===== Task input

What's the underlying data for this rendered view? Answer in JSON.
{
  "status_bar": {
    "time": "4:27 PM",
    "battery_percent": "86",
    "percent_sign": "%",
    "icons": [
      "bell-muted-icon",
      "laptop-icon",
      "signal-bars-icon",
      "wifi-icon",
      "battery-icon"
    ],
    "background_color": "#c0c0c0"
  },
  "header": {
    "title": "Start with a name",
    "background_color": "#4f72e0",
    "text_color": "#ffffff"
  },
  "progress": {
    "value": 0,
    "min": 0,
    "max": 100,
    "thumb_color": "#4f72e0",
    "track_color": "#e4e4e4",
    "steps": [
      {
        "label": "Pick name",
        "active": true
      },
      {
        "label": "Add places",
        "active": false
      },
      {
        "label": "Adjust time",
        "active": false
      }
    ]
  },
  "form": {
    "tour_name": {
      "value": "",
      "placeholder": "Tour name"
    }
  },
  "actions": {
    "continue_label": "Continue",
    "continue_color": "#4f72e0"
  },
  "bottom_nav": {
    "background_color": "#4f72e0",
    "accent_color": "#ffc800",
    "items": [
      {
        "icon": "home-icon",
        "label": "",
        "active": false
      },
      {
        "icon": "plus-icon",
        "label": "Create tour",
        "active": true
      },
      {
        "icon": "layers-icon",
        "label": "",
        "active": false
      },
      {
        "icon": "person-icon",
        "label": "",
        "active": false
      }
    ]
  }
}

==========

Directions:
Without leaving anything out, give the entries again exactly.

Written response:
What's the underlying data for this rendered view? Answer in JSON.
{
  "status_bar": {
    "time": "4:27 PM",
    "battery_percent": "86",
    "percent_sign": "%",
    "icons": [
      "bell-muted-icon",
      "laptop-icon",
      "signal-bars-icon",
      "wifi-icon",
      "battery-icon"
    ],
    "background_color": "#c0c0c0"
  },
  "header": {
    "title": "Start with a name",
    "background_color": "#4f72e0",
    "text_color": "#ffffff"
  },
  "progress": {
    "value": 0,
    "min": 0,
    "max": 100,
    "thumb_color": "#4f72e0",
    "track_color": "#e4e4e4",
    "steps": [
      {
        "label": "Pick name",
        "active": true
      },
      {
        "label": "Add places",
        "active": false
      },
      {
        "label": "Adjust time",
        "active": false
      }
    ]
  },
  "form": {
    "tour_name": {
      "value": "",
      "placeholder": "Tour name"
    }
  },
  "actions": {
    "continue_label": "Continue",
    "continue_color": "#4f72e0"
  },
  "bottom_nav": {
    "background_color": "#4f72e0",
    "accent_color": "#ffc800",
    "items": [
      {
        "icon": "home-icon",
        "label": "",
        "active": false
      },
      {
        "icon": "plus-icon",
        "label": "Create tour",
        "active": true
      },
      {
        "icon": "layers-icon",
        "label": "",
        "active": false
      },
      {
        "icon": "person-icon",
        "label": "",
        "active": false
      }
    ]
  }
}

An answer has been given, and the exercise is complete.